▸ WORK REQUIRED:
Please put the lines, from the first one through the line containing "day-cell-15: 15 bbox=[77, 954, 194, 1015]", into a Markdown table with the columns Row and Entry. Leave out any blank lines.

-------

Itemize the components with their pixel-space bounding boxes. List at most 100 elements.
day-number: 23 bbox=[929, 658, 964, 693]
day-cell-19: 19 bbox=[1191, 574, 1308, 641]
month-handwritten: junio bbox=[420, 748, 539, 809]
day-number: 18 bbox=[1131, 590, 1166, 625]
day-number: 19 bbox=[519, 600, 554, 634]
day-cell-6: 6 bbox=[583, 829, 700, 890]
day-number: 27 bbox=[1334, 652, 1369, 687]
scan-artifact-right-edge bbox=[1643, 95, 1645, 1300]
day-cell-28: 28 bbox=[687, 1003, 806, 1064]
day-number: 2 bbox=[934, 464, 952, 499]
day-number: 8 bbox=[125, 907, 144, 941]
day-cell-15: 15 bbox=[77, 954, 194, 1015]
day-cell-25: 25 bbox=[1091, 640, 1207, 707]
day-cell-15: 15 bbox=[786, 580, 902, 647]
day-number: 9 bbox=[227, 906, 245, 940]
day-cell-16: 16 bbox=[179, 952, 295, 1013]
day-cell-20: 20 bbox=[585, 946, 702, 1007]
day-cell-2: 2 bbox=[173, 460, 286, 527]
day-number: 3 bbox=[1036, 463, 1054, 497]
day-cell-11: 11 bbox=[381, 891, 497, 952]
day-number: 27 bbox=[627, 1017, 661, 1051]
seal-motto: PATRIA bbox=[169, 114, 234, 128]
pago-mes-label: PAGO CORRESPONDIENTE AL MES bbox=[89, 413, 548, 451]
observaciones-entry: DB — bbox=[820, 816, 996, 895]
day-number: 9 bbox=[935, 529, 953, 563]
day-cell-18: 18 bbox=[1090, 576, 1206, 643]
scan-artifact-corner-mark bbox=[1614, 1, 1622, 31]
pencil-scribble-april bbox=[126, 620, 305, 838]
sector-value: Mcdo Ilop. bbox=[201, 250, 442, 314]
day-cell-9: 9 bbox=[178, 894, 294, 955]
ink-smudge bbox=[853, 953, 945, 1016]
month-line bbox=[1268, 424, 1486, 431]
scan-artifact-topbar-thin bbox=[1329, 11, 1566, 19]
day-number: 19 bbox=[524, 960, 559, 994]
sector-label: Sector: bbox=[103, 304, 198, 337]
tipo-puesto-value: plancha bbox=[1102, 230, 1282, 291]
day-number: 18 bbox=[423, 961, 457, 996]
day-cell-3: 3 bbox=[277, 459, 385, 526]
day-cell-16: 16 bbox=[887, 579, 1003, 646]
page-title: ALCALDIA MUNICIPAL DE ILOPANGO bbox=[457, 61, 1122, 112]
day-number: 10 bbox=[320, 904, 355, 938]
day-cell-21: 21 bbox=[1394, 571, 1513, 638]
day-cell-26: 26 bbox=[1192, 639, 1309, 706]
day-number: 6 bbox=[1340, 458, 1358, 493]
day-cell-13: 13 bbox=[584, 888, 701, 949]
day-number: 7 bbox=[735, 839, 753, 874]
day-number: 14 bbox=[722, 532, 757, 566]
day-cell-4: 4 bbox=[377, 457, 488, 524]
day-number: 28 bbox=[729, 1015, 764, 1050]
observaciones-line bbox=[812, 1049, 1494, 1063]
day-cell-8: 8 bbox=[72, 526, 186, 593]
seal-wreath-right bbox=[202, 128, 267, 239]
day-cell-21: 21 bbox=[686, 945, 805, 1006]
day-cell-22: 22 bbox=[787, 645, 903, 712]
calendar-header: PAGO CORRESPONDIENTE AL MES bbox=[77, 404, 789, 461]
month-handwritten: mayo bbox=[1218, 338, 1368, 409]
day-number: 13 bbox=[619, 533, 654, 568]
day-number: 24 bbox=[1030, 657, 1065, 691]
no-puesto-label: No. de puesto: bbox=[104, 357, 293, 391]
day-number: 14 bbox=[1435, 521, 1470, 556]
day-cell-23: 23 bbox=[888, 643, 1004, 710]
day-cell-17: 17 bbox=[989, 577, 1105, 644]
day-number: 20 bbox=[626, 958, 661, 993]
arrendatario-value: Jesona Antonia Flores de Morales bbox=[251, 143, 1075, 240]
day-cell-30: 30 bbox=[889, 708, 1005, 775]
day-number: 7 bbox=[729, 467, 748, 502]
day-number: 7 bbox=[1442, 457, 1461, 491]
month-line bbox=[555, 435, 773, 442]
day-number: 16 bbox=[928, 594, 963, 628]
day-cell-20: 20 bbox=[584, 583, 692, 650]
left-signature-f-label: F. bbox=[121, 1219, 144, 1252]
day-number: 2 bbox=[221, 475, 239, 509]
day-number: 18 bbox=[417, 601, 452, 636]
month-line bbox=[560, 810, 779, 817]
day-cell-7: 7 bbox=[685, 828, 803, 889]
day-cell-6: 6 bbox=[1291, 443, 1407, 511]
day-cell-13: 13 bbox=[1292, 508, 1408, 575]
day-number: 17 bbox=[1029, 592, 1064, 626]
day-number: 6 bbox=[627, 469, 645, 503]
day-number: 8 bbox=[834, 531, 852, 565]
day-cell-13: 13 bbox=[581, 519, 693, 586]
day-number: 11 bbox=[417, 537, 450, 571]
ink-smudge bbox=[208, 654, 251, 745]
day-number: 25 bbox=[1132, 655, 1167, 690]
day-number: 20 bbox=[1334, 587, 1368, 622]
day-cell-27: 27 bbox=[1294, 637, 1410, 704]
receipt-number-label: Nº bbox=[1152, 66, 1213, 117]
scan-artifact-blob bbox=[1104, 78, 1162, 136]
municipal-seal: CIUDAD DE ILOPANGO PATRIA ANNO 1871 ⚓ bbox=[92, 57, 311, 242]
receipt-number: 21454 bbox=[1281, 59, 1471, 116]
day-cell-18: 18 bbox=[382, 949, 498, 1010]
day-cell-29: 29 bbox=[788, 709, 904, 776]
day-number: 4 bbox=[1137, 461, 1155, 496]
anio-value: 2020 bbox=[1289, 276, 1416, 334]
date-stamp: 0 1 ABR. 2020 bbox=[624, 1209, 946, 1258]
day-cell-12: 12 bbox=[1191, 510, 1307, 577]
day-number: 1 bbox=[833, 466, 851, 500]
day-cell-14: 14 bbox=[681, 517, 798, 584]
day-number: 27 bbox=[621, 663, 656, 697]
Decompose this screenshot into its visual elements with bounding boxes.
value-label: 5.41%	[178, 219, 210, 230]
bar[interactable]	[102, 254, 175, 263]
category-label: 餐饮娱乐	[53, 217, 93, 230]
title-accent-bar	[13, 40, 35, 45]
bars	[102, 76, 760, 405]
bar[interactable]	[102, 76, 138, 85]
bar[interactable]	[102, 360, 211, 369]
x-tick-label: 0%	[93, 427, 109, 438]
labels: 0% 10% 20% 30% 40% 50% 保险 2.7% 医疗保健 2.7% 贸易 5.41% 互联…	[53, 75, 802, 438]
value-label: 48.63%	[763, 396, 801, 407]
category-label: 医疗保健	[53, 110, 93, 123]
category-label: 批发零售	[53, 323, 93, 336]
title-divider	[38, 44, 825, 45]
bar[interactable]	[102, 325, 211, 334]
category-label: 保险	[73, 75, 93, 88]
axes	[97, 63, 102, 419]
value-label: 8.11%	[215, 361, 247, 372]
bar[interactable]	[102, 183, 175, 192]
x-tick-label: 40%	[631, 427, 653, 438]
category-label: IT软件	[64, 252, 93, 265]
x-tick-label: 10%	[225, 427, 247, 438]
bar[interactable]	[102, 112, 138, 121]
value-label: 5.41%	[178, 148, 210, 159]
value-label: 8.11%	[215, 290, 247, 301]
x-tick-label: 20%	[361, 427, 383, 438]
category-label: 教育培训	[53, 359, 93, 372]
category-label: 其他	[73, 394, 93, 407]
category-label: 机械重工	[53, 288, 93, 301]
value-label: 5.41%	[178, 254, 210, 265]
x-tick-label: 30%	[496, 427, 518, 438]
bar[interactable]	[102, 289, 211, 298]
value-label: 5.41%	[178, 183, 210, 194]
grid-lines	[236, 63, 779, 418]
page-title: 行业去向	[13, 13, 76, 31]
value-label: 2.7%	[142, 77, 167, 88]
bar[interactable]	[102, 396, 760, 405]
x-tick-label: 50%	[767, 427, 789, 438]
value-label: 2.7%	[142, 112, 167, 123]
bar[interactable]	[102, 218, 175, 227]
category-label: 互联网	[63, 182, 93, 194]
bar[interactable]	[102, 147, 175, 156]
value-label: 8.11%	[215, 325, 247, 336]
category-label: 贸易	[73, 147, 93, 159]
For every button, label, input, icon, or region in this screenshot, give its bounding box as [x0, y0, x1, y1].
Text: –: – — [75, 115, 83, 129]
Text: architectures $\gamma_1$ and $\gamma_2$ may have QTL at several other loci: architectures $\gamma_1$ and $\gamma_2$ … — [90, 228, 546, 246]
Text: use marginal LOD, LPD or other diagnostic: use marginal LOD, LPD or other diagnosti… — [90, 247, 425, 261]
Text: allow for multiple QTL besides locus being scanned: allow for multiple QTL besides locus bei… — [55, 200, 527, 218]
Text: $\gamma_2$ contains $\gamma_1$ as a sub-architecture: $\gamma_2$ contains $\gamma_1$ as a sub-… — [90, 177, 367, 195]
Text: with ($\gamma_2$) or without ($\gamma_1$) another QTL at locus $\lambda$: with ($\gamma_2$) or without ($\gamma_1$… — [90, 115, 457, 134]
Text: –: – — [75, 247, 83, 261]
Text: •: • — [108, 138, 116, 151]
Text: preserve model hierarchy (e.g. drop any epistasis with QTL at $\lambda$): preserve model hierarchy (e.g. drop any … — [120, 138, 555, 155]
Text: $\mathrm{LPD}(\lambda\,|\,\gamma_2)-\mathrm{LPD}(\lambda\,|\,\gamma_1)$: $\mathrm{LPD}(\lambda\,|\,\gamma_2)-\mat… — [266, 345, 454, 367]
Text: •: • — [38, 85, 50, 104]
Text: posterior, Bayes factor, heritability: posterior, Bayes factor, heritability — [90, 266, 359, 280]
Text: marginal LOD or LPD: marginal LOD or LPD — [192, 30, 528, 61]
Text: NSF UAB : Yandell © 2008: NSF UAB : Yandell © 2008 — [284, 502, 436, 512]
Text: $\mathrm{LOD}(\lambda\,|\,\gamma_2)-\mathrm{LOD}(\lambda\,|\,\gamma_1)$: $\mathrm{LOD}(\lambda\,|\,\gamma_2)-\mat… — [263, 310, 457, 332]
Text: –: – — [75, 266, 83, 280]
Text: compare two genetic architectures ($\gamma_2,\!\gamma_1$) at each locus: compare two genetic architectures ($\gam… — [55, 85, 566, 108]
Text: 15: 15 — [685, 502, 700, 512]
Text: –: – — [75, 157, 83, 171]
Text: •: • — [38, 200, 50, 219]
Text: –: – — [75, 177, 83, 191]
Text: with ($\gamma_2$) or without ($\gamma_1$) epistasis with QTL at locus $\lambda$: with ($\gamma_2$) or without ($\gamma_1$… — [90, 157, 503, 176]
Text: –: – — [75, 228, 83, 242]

-------

▸ COMPLETED EXERCISE:
| Row | Entry |
|---|---|
| 1 | Itemize the components with their pixel-space bounding boxes. List at most 100 elements. |
| 2 | day-number: 23 bbox=[929, 658, 964, 693] |
| 3 | day-cell-19: 19 bbox=[1191, 574, 1308, 641] |
| 4 | month-handwritten: junio bbox=[420, 748, 539, 809] |
| 5 | day-number: 18 bbox=[1131, 590, 1166, 625] |
| 6 | day-number: 19 bbox=[519, 600, 554, 634] |
| 7 | day-cell-6: 6 bbox=[583, 829, 700, 890] |
| 8 | day-number: 27 bbox=[1334, 652, 1369, 687] |
| 9 | scan-artifact-right-edge bbox=[1643, 95, 1645, 1300] |
| 10 | day-cell-28: 28 bbox=[687, 1003, 806, 1064] |
| 11 | day-number: 2 bbox=[934, 464, 952, 499] |
| 12 | day-number: 8 bbox=[125, 907, 144, 941] |
| 13 | day-cell-15: 15 bbox=[77, 954, 194, 1015] |